• Goal of the exercise: Go through the material and tally the lines containing the string "axis". Give the total alone.

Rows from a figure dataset
'''
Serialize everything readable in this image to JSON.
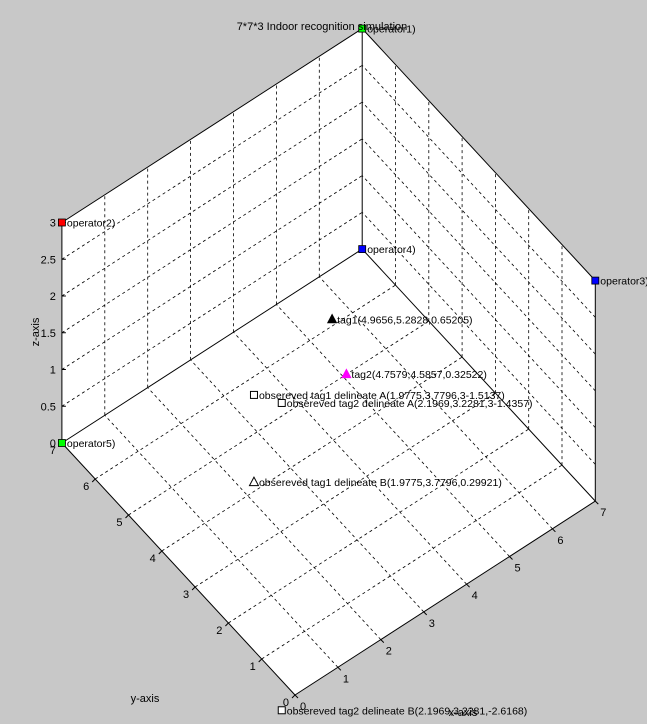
{
  "chart_data": {
    "type": "scatter",
    "title": "7*7*3 Indoor recognition simulation",
    "xlabel": "x-axis",
    "ylabel": "y-axis",
    "zlabel": "z-axis",
    "xlim": [
      0,
      7
    ],
    "ylim": [
      0,
      7
    ],
    "zlim": [
      0,
      3
    ],
    "grid": true,
    "colors": {
      "background": "#c8c8c8",
      "axes": "#ffffff",
      "green": "#00ff00",
      "red": "#ff0000",
      "blue": "#0000ff",
      "magenta": "#ff00ff",
      "black": "#000000"
    },
    "points": [
      {
        "label": "operator1)",
        "x": 7,
        "y": 7,
        "z": 3,
        "marker": "square",
        "color": "green"
      },
      {
        "label": "operator2)",
        "x": 0,
        "y": 7,
        "z": 3,
        "marker": "square",
        "color": "red"
      },
      {
        "label": "operator3)",
        "x": 7,
        "y": 0,
        "z": 3,
        "marker": "square",
        "color": "blue"
      },
      {
        "label": "operator4)",
        "x": 7,
        "y": 7,
        "z": 0,
        "marker": "square",
        "color": "blue"
      },
      {
        "label": "operator5)",
        "x": 0,
        "y": 7,
        "z": 0,
        "marker": "square",
        "color": "green"
      },
      {
        "label": "tag1(4.9656,5.2828,0.65205)",
        "x": 4.9656,
        "y": 5.2828,
        "z": 0.65205,
        "marker": "triangle",
        "color": "black"
      },
      {
        "label": "tag2(4.7579,4.5857,0.32522)",
        "x": 4.7579,
        "y": 4.5857,
        "z": 0.32522,
        "marker": "triangle",
        "color": "magenta"
      },
      {
        "label": "obsereved tag1 delineate A(1.9775,3.7796,3-1.5137)",
        "x": 1.9775,
        "y": 3.7796,
        "z": 1.4863,
        "marker": "open-square",
        "color": "black"
      },
      {
        "label": "obsereved tag2 delineate A(2.1969,3.2281,3-1.4357)",
        "x": 2.1969,
        "y": 3.2281,
        "z": 1.5643,
        "marker": "open-square",
        "color": "black"
      },
      {
        "label": "obsereved tag1 delineate B(1.9775,3.7796,0.29921)",
        "x": 1.9775,
        "y": 3.7796,
        "z": 0.29921,
        "marker": "open-triangle",
        "color": "black"
      },
      {
        "label": "obsereved tag2 delineate B(2.1969,3.2281,-2.6168)",
        "x": 2.1969,
        "y": 3.2281,
        "z": -2.6168,
        "marker": "open-square",
        "color": "black"
      }
    ]
  }
}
'''
• Output for this exercise: 3